**Short exercise**
Where a line contains the word "html", copy that line.

(Extracted data entries)

- - - -

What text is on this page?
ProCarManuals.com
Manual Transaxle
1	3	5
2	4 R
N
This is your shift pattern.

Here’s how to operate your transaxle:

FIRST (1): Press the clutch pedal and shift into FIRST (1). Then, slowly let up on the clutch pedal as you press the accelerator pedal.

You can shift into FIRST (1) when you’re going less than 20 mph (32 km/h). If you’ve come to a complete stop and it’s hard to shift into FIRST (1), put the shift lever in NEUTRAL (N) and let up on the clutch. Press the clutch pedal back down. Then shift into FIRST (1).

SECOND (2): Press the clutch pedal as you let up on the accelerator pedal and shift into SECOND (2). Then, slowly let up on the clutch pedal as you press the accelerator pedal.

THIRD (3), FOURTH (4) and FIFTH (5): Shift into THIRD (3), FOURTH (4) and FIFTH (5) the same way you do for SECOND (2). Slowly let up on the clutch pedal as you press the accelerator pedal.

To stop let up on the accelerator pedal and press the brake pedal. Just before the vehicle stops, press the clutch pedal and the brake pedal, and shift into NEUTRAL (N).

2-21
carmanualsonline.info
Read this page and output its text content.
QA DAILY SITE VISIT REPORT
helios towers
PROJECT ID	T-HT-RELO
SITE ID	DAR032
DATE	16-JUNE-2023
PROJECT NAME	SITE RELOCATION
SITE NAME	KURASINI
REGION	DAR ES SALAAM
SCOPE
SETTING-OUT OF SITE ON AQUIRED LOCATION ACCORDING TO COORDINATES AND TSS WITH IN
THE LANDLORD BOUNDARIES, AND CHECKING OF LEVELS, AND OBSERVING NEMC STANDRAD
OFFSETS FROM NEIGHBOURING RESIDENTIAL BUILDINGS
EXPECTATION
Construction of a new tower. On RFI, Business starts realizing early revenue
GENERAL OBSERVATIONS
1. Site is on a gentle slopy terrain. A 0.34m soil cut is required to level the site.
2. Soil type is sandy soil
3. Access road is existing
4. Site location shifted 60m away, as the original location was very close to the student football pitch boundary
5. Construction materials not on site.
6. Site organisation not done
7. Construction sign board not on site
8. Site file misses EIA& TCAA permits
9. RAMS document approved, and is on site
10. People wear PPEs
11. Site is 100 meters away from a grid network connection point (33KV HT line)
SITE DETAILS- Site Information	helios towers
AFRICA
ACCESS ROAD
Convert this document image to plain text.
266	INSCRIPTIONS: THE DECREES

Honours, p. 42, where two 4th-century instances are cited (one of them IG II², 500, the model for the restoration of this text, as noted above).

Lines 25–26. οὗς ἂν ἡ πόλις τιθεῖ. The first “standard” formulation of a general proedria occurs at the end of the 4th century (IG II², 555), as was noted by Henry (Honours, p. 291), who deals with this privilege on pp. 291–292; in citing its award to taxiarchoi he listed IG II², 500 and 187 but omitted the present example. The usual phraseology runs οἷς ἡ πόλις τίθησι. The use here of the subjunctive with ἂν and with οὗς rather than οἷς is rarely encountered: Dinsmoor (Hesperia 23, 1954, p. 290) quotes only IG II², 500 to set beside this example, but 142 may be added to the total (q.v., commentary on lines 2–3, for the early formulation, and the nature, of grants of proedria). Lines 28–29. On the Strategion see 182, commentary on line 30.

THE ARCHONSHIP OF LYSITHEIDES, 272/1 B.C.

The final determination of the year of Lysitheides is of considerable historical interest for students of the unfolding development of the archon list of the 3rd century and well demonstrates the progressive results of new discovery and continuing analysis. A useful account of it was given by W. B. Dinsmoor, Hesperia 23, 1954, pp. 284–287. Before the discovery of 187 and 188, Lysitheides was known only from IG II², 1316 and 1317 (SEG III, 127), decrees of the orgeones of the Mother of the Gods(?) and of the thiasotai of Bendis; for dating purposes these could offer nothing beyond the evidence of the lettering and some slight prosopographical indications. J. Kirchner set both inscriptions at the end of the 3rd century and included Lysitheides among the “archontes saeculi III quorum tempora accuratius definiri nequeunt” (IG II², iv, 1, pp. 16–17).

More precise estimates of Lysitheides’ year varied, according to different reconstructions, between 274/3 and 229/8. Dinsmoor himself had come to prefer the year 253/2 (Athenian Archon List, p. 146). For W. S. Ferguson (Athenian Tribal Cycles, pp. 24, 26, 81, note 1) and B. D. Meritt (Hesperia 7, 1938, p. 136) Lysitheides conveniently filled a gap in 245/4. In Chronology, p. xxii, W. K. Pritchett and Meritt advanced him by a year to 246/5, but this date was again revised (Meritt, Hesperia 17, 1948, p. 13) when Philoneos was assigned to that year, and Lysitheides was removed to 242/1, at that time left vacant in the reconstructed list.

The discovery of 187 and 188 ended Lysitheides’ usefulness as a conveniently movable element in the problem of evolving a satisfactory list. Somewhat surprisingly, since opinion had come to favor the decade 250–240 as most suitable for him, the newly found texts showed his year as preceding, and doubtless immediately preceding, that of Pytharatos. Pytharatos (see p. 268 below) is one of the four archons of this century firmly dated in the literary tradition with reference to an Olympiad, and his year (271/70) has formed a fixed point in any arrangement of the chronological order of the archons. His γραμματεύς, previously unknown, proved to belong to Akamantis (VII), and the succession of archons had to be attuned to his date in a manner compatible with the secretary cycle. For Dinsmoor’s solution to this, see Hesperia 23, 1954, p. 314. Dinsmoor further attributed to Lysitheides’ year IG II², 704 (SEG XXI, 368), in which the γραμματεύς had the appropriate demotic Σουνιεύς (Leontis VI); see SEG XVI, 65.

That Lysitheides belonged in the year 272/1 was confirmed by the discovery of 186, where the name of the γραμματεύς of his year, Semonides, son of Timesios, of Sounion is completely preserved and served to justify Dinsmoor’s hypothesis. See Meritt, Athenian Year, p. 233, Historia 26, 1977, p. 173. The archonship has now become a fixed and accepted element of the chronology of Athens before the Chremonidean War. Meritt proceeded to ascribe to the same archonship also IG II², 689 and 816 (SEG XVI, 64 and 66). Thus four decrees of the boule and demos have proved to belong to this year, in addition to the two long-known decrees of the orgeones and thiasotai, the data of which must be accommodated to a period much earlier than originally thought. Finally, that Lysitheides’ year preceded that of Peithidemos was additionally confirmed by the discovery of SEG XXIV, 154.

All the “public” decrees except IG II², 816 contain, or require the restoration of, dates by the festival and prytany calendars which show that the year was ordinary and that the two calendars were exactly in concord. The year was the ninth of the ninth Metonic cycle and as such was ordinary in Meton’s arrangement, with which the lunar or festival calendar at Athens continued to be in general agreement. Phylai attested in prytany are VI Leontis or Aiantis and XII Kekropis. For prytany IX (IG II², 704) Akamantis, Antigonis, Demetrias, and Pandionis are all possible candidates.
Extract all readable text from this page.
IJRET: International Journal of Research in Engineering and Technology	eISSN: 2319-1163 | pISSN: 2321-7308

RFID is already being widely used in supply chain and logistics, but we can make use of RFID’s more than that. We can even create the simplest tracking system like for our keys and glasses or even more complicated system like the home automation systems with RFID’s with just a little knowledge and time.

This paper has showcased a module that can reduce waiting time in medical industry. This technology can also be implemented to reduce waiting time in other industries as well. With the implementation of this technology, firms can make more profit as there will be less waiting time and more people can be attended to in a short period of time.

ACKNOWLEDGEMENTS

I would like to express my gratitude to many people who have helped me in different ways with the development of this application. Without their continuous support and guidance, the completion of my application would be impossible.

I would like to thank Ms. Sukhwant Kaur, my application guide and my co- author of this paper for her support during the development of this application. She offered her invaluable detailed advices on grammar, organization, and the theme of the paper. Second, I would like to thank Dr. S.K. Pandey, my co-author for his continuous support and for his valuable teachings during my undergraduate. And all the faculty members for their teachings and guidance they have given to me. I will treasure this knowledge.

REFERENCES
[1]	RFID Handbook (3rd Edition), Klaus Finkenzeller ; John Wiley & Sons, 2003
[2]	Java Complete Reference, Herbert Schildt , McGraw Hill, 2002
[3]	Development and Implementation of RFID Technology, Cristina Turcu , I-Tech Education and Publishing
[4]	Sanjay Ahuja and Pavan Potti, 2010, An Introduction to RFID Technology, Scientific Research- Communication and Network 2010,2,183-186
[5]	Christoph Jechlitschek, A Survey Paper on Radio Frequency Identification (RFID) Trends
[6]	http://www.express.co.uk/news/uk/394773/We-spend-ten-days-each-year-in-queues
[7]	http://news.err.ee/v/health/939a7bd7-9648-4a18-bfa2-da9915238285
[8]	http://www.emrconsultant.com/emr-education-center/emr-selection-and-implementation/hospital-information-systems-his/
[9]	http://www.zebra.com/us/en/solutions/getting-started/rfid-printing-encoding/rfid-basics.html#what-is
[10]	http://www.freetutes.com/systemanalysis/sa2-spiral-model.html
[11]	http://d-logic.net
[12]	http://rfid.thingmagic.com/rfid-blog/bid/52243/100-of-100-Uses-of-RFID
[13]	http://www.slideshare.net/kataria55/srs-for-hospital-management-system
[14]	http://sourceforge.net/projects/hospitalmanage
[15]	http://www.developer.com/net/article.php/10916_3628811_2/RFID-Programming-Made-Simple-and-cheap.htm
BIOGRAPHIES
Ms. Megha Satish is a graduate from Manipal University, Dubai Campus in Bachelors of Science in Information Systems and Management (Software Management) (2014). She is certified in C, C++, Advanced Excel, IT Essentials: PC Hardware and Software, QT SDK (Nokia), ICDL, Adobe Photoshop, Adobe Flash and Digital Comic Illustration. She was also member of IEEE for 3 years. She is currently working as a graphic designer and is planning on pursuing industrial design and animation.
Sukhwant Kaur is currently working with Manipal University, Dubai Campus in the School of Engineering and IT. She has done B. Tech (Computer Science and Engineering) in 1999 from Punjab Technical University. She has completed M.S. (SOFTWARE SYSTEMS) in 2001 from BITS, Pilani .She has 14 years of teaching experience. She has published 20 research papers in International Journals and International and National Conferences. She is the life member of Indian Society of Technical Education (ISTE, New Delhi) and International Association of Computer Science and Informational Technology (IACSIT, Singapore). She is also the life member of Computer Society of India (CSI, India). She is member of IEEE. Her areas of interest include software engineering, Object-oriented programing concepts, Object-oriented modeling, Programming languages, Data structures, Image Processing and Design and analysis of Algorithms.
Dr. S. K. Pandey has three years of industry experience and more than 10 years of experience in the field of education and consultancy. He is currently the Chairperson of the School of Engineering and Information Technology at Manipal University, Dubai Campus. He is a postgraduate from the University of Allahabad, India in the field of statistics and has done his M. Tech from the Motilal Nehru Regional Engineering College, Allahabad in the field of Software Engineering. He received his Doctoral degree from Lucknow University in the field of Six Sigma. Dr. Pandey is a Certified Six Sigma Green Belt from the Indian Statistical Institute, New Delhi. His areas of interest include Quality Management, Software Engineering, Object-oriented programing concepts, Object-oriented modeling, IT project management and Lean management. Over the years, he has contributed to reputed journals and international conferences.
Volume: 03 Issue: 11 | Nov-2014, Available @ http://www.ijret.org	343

- - - -

**Answer to this problem**
[9]	http://www.zebra.com/us/en/solutions/getting-started/rfid-printing-encoding/rfid-basics.html#what-is
[10]	http://www.freetutes.com/systemanalysis/sa2-spiral-model.html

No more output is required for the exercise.